**TASK REQUIREMENTS:**
Search the records that follow and extract every line containing the string "screenshot".

(Excerpts from a figure dataset)

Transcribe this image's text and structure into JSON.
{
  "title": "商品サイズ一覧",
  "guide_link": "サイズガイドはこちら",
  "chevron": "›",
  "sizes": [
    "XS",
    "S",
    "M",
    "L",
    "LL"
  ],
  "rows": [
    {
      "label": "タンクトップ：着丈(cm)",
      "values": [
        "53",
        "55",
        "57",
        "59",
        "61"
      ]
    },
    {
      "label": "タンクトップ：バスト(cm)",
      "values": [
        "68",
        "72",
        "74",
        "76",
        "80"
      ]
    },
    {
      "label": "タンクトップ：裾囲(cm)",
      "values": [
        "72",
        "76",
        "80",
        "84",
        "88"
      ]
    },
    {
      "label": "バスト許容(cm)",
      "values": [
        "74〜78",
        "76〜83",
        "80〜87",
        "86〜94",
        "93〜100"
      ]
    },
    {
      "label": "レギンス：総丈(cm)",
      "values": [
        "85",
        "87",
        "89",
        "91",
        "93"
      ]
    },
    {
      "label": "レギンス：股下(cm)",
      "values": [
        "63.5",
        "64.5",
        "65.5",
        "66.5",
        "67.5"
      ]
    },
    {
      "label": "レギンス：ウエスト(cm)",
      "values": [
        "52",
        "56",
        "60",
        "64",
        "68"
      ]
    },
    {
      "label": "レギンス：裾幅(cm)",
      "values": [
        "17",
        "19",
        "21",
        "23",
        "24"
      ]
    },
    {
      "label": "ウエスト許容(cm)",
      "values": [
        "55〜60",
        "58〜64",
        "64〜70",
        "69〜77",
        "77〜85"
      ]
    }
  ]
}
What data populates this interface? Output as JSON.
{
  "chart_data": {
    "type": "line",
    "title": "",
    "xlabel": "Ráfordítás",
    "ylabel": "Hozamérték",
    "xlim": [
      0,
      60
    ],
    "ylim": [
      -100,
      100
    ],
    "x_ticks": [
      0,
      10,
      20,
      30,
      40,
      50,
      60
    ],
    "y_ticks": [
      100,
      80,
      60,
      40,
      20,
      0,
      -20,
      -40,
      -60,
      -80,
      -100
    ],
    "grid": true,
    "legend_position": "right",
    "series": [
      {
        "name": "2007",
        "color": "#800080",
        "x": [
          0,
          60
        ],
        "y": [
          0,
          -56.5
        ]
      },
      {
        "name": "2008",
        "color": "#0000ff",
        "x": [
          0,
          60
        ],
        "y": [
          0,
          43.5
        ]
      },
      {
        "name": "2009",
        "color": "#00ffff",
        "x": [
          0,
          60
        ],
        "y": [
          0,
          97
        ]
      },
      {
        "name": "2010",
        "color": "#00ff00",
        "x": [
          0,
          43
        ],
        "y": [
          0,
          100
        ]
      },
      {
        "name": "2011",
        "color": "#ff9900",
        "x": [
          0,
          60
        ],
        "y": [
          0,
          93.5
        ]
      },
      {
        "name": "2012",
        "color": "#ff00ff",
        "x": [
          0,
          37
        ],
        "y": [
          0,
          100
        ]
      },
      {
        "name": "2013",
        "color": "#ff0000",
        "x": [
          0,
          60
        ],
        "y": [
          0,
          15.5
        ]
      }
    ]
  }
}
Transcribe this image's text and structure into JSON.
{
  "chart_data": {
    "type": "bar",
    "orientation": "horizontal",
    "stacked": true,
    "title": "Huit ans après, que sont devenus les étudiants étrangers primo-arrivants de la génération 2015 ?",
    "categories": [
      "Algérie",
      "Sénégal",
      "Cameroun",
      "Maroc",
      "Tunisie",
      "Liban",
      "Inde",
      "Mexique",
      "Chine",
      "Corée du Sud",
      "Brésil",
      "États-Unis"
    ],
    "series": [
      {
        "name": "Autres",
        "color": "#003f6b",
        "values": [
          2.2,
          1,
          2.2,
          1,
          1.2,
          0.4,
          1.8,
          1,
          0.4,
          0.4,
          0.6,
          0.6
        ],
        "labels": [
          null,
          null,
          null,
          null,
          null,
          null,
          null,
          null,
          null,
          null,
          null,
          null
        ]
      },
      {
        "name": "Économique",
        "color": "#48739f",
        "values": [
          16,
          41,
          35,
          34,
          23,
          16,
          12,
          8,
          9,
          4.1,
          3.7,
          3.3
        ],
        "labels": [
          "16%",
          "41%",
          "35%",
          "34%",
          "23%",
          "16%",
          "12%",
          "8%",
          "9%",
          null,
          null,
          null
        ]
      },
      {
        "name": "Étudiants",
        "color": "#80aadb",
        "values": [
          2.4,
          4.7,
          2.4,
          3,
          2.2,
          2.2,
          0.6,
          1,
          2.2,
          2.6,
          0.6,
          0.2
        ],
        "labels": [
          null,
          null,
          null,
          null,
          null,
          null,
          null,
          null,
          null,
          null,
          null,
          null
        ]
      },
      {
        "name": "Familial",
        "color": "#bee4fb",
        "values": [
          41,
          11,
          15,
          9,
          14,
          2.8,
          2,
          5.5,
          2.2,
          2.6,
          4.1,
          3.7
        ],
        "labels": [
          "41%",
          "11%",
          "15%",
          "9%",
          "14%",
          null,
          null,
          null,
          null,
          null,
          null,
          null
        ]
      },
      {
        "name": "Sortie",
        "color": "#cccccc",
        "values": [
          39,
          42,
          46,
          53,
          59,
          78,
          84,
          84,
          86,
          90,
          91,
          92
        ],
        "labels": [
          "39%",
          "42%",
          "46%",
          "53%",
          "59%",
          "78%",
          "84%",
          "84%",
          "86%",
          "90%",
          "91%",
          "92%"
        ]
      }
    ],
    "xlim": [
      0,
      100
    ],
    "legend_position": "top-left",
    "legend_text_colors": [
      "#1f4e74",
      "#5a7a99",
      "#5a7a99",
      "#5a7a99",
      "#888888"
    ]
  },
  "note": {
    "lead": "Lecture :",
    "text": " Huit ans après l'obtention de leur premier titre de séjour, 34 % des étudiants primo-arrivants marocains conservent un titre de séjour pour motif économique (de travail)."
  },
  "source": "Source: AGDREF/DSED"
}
==
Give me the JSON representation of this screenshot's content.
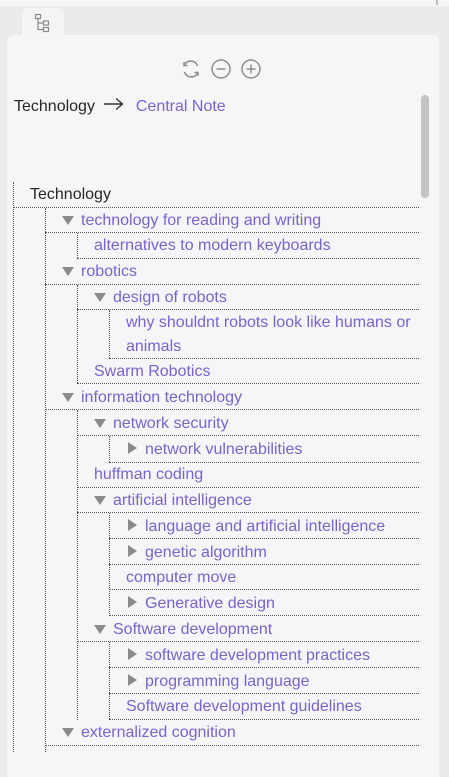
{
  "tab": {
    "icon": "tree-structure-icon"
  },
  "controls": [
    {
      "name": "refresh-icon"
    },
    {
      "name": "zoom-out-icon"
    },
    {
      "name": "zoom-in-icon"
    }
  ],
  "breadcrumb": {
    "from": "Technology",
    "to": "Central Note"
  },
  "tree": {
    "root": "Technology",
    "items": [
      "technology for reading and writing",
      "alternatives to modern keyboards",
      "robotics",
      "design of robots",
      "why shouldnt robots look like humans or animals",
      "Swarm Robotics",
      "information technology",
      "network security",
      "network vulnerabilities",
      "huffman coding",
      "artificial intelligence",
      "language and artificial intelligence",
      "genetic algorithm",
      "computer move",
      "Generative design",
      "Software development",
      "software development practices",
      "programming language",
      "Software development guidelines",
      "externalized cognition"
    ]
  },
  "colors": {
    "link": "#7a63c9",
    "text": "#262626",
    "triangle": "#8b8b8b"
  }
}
* * *
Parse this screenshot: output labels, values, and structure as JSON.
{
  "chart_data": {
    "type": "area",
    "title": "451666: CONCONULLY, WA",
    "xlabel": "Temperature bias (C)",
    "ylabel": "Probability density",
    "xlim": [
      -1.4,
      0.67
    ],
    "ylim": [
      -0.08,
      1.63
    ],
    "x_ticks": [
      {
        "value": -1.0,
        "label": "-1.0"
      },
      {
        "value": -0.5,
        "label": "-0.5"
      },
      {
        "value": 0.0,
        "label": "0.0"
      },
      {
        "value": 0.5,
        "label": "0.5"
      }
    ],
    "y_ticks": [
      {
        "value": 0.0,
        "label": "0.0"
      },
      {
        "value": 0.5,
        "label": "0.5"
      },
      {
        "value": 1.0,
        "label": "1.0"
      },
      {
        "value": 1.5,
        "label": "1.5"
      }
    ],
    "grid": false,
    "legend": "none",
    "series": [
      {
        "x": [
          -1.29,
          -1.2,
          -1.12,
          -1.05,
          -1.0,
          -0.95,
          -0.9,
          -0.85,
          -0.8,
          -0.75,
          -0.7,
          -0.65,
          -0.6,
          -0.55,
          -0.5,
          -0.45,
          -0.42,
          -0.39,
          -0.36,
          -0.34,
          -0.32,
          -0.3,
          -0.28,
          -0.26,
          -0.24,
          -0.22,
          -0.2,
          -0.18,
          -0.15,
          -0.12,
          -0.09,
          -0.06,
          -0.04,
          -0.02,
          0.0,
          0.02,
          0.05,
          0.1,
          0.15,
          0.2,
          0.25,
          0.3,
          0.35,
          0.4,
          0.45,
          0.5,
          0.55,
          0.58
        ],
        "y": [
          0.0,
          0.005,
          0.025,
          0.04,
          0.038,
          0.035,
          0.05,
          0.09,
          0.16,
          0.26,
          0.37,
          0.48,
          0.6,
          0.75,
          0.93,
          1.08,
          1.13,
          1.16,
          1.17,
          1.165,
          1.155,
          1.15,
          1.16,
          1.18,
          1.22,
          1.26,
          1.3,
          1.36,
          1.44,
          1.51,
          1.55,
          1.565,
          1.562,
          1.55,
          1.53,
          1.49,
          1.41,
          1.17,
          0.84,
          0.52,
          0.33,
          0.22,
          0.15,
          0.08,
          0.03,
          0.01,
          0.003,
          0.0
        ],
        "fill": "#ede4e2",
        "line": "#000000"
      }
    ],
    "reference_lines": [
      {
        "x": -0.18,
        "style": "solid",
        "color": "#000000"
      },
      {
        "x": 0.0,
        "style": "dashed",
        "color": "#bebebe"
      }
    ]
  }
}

**REPLY:**
Give me the JSON representation of this screenshot's content.
Parse this screenshot: output labels, values, and structure as JSON.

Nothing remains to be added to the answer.